§ EXERCISE TASK 1: Duplicate the passage of the Galbraith article starting with "John B. Galbraith" and going on through "American Civil War.".
§ EXERCISE TASK 2: In one to three sentences, explain why the Galbraith article says he oversaw Florida's secession from the United States.

§ ARTICLE:

John B. Galbraith (1828 – 1869), also known as J. B. Galbraith, was an American politician from Florida. Galbraith served as the Florida Attorney General during the American Civil War.

Political career 
At some point before December 31, 1852, Galbraith served as the Secretary of the Florida Senate. After being elected to the Florida House of Representatives representing Leon County at an undetermined time, Galbraith, a Democrat, was selected to be the ninth Speaker of the Florida House of Representatives on November 28, 1858. In this position, he would oversee Florida's secession from the United States. Galbraith would step down from this position on February 14, 1861, after being appointed the sixth Florida Attorney General by Governor John Milton.

§ INFORMATION SHOWN:

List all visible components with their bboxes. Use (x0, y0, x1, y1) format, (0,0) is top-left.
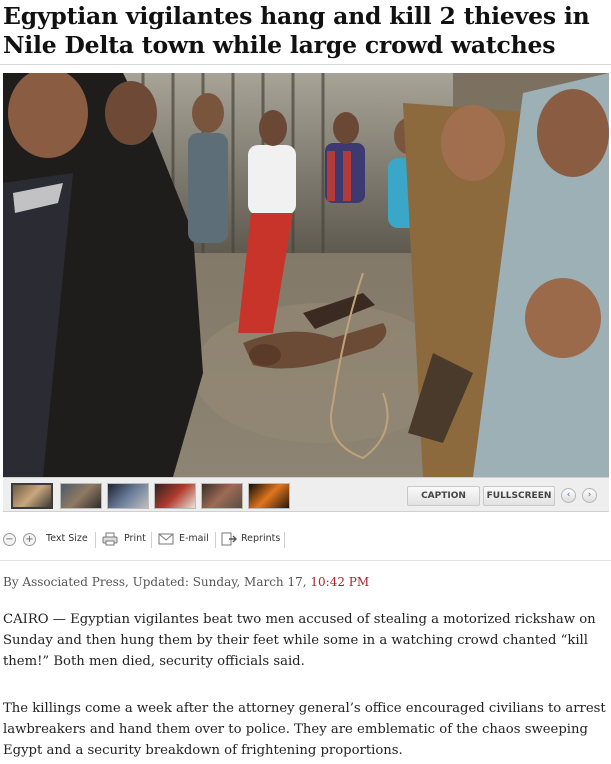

§ FINAL ANSWER 1:
John B. Galbraith (1828 – 1869), also known as J. B. Galbraith, was an American politician from Florida. Galbraith served as the Florida Attorney General during the American Civil War.

§ FINAL ANSWER 2: Galbraith was the ninth Speaker of the Florida House of Representatives, selected on November 28, 1858. The article says that in this position he would oversee Florida's secession from the United States.